• [Exercise task 1] Decide whether each statement below agrees with the text about The King of Blaze. Answer yes or no for each and quote the deciding words. (a) The series was serialized in Gong Juu Comics starting in 1991. (b) Teles Connelly Downey is based in London. (c) Ssŭ-tu Fêng-chien is the reincarnation of the god of fire.
• [Exercise task 2] Please quote the text about The King of Blaze from "- Cover of the" to "(2001; 2019, e-book)".

• [Excerpt to read]
· · · · · · ·
- Cover of the original traditional Chinese edition volume 7 published by Da Ran Culture, featuring the two main characters Chung Tien and Ssŭ-tu Fêng-chien.

古鏡奇譚之二：火王 Huo^{3}-Wang^{2}; Huǒ wáng
- Genre: Action, contemporary fantasy, historical fantasy, romance, supernatural
- Author: You Su-lan
- Illustrator: You Su-lan
- Publisher: Da Ran Culture, Taiwan (1992) Kung-Long Int. (2001; 2019, e-book)
- Other publishers Chuang Yi, Singapore Burapat Comics [th]. Thailand Seoul Media Land [ko], South Korea Tre Publishing House, Vietnam;
- Magazine: Gong Juu Comics, Taiwan
- Original run: 1991
- Collected volumes: 13 (first edition) 14 (new edition)

= The King of Blaze (manhua) =

Taiwanese comic book series

The King of Blaze, also known as Fire King (火王 (Huo3-Wang2, Huǒwáng, Fire King) or 'The King of Fire'; De Brand Koning (Note: De Brand Koning means 'The Fire King', appearing on the cover of each volume of the first edition published by Da Ran Culture. The reason for using a Dutch title is unknown.)), is a Taiwanese comic book series (called manhua in Taiwan) written and illustrated by the comic artist You Su-lan, serialized in Gong Juu Comics (Princess Comic Magazine) since 1991 and published in tankōbon format by Da Ran Culture from 1992 to 1998. The series is the 2nd installment of The Seven Mirrors' Stories collection, and is considered to be one of Taiwan's first danmei comics.

==Plot summary==
The story takes place three years after the disappearance of the mausoleum of Li Ying, a fictional Tang dynasty imperial princess (see Melancholic Princess) who is the past life of Wei Yung-chien. Yung-chien meets Teles Connelly Downey, a Dutch-American entrepreneur and CEO based in New York City who is the reincarnation of Chung Tien, the god of fire (king of blaze), and they both share a familiar feeling with each other.

Yung-chien continues her search for the seven bronze mirrors that represent the seven gods, with the hope to find Shang Hsüan again. Meanwhile, Downey's memories of his past life in the Tang dynasty (7th century) begin to surface, in that life when he met his twin flame Ssŭ-tu Fêng-chien, an elegant and exquisite fortune teller who is the reincarnation of Chien Mei, the god of wind. Initially, Chung Tien didn't recognise that he has been one of the seven gods in their first past lives due to his cross-dressing and stunning feminine look.
· · · · · · ·
• [Stored data]
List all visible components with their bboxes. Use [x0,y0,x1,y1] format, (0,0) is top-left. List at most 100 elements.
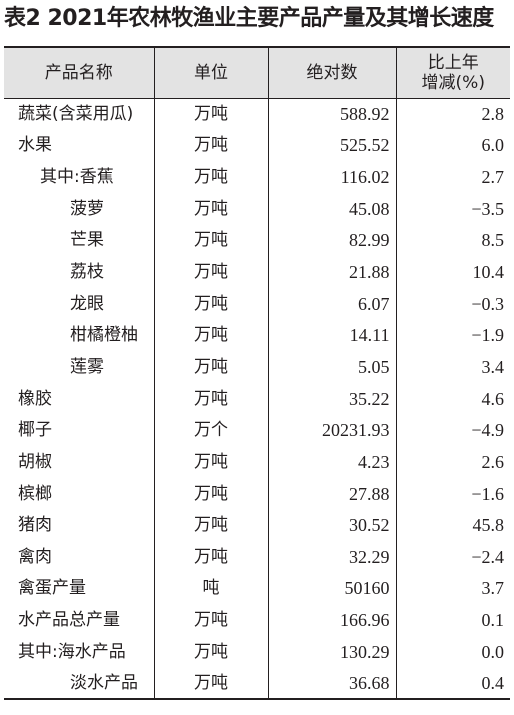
· · · · · · ·
• [Written response 1]
(a) Yes: "serialized in Gong Juu Comics (Princess Comic Magazine) since 1991"
(b) No: "a Dutch-American entrepreneur and CEO based in New York City"
(c) No: "who is the reincarnation of Chien Mei, the god of wind"

• [Written response 2]
- Cover of the original traditional Chinese edition volume 7 published by Da Ran Culture, featuring the two main characters Chung Tien and Ssŭ-tu Fêng-chien.

古鏡奇譚之二：火王 Huo^{3}-Wang^{2}; Huǒ wáng
- Genre: Action, contemporary fantasy, historical fantasy, romance, supernatural
- Author: You Su-lan
- Illustrator: You Su-lan
- Publisher: Da Ran Culture, Taiwan (1992) Kung-Long Int. (2001; 2019, e-book)